Extract every record, exactly as written, and ignore the pictures.

> [Material for the task]
==*==
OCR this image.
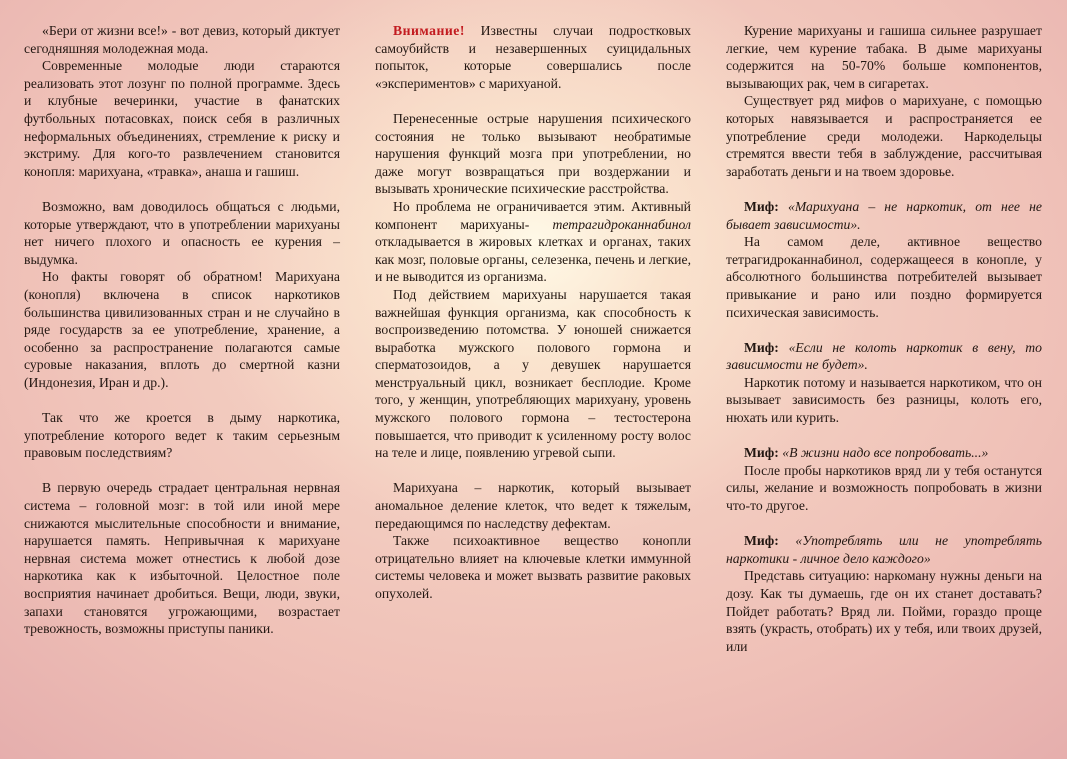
«Бери от жизни все!» - вот девиз, который диктует сегодняшняя молодежная мода.

Современные молодые люди стараются реализовать этот лозунг по полной программе. Здесь и клубные вечеринки, участие в фанатских футбольных потасовках, поиск себя в различных неформальных объединениях, стремление к риску и экстриму. Для кого-то развлечением становится конопля: марихуана, «травка», анаша и гашиш.

Возможно, вам доводилось общаться с людьми, которые утверждают, что в употреблении марихуаны нет ничего плохого и опасность ее курения – выдумка.

Но факты говорят об обратном! Марихуана (конопля) включена в список наркотиков большинства цивилизованных стран и не случайно в ряде государств за ее употребление, хранение, а особенно за распространение полагаются самые суровые наказания, вплоть до смертной казни (Индонезия, Иран и др.).

Так что же кроется в дыму наркотика, употребление которого ведет к таким серьезным правовым последствиям?

В первую очередь страдает центральная нервная система – головной мозг: в той или иной мере снижаются мыслительные способности и внимание, нарушается память. Непривычная к марихуане нервная система может отнестись к любой дозе наркотика как к избыточной. Целостное поле восприятия начинает дробиться. Вещи, люди, звуки, запахи становятся угрожающими, возрастает тревожность, возможны приступы паники.

Внимание! Известны случаи подростковых самоубийств и незавершенных суицидальных попыток, которые совершались после «экспериментов» с марихуаной.

Перенесенные острые нарушения психического состояния не только вызывают необратимые нарушения функций мозга при употреблении, но даже могут возвращаться при воздержании и вызывать хронические психические расстройства.

Но проблема не ограничивается этим. Активный компонент марихуаны- тетрагидроканнабинол откладывается в жировых клетках и органах, таких как мозг, половые органы, селезенка, печень и легкие, и не выводится из организма.

Под действием марихуаны нарушается такая важнейшая функция организма, как способность к воспроизведению потомства. У юношей снижается выработка мужского полового гормона и сперматозоидов, а у девушек нарушается менструальный цикл, возникает бесплодие. Кроме того, у женщин, употребляющих марихуану, уровень мужского полового гормона – тестостерона повышается, что приводит к усиленному росту волос на теле и лице, появлению угревой сыпи.

Марихуана – наркотик, который вызывает аномальное деление клеток, что ведет к тяжелым, передающимся по наследству дефектам.

Также психоактивное вещество конопли отрицательно влияет на ключевые клетки иммунной системы человека и может вызвать развитие раковых опухолей.

Курение марихуаны и гашиша сильнее разрушает легкие, чем курение табака. В дыме марихуаны содержится на 50-70% больше компонентов, вызывающих рак, чем в сигаретах.

Существует ряд мифов о марихуане, с помощью которых навязывается и распространяется ее употребление среди молодежи. Наркодельцы стремятся ввести тебя в заблуждение, рассчитывая заработать деньги и на твоем здоровье.

Миф: «Марихуана – не наркотик, от нее не бывает зависимости».

На самом деле, активное вещество тетрагидроканнабинол, содержащееся в конопле, у абсолютного большинства потребителей вызывает привыкание и рано или поздно формируется психическая зависимость.

Миф: «Если не колоть наркотик в вену, то зависимости не будет».

Наркотик потому и называется наркотиком, что он вызывает зависимость без разницы, колоть его, нюхать или курить.

Миф: «В жизни надо все попробовать...»

После пробы наркотиков вряд ли у тебя останутся силы, желание и возможность попробовать в жизни что-то другое.

Миф: «Употреблять или не употреблять наркотики - личное дело каждого»

Представь ситуацию: наркоману нужны деньги на дозу. Как ты думаешь, где он их станет доставать? Пойдет работать? Вряд ли. Пойми, гораздо проще взять (украсть, отобрать) их у тебя, или твоих друзей, или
==*==
> [Completed exercise]
OCR this image.
«Бери от жизни все!» - вот девиз, который диктует сегодняшняя молодежная мода.

Современные молодые люди стараются реализовать этот лозунг по полной программе. Здесь и клубные вечеринки, участие в фанатских футбольных потасовках, поиск себя в различных неформальных объединениях, стремление к риску и экстриму. Для кого-то развлечением становится конопля: марихуана, «травка», анаша и гашиш.

Возможно, вам доводилось общаться с людьми, которые утверждают, что в употреблении марихуаны нет ничего плохого и опасность ее курения – выдумка.

Но факты говорят об обратном! Марихуана (конопля) включена в список наркотиков большинства цивилизованных стран и не случайно в ряде государств за ее употребление, хранение, а особенно за распространение полагаются самые суровые наказания, вплоть до смертной казни (Индонезия, Иран и др.).

Так что же кроется в дыму наркотика, употребление которого ведет к таким серьезным правовым последствиям?

В первую очередь страдает центральная нервная система – головной мозг: в той или иной мере снижаются мыслительные способности и внимание, нарушается память. Непривычная к марихуане нервная система может отнестись к любой дозе наркотика как к избыточной. Целостное поле восприятия начинает дробиться. Вещи, люди, звуки, запахи становятся угрожающими, возрастает тревожность, возможны приступы паники.

Внимание! Известны случаи подростковых самоубийств и незавершенных суицидальных попыток, которые совершались после «экспериментов» с марихуаной.

Перенесенные острые нарушения психического состояния не только вызывают необратимые нарушения функций мозга при употреблении, но даже могут возвращаться при воздержании и вызывать хронические психические расстройства.

Но проблема не ограничивается этим. Активный компонент марихуаны- тетрагидроканнабинол откладывается в жировых клетках и органах, таких как мозг, половые органы, селезенка, печень и легкие, и не выводится из организма.

Под действием марихуаны нарушается такая важнейшая функция организма, как способность к воспроизведению потомства. У юношей снижается выработка мужского полового гормона и сперматозоидов, а у девушек нарушается менструальный цикл, возникает бесплодие. Кроме того, у женщин, употребляющих марихуану, уровень мужского полового гормона – тестостерона повышается, что приводит к усиленному росту волос на теле и лице, появлению угревой сыпи.

Марихуана – наркотик, который вызывает аномальное деление клеток, что ведет к тяжелым, передающимся по наследству дефектам.

Также психоактивное вещество конопли отрицательно влияет на ключевые клетки иммунной системы человека и может вызвать развитие раковых опухолей.

Курение марихуаны и гашиша сильнее разрушает легкие, чем курение табака. В дыме марихуаны содержится на 50-70% больше компонентов, вызывающих рак, чем в сигаретах.

Существует ряд мифов о марихуане, с помощью которых навязывается и распространяется ее употребление среди молодежи. Наркодельцы стремятся ввести тебя в заблуждение, рассчитывая заработать деньги и на твоем здоровье.

Миф: «Марихуана – не наркотик, от нее не бывает зависимости».

На самом деле, активное вещество тетрагидроканнабинол, содержащееся в конопле, у абсолютного большинства потребителей вызывает привыкание и рано или поздно формируется психическая зависимость.

Миф: «Если не колоть наркотик в вену, то зависимости не будет».

Наркотик потому и называется наркотиком, что он вызывает зависимость без разницы, колоть его, нюхать или курить.

Миф: «В жизни надо все попробовать...»

После пробы наркотиков вряд ли у тебя останутся силы, желание и возможность попробовать в жизни что-то другое.

Миф: «Употреблять или не употреблять наркотики - личное дело каждого»

Представь ситуацию: наркоману нужны деньги на дозу. Как ты думаешь, где он их станет доставать? Пойдет работать? Вряд ли. Пойми, гораздо проще взять (украсть, отобрать) их у тебя, или твоих друзей, или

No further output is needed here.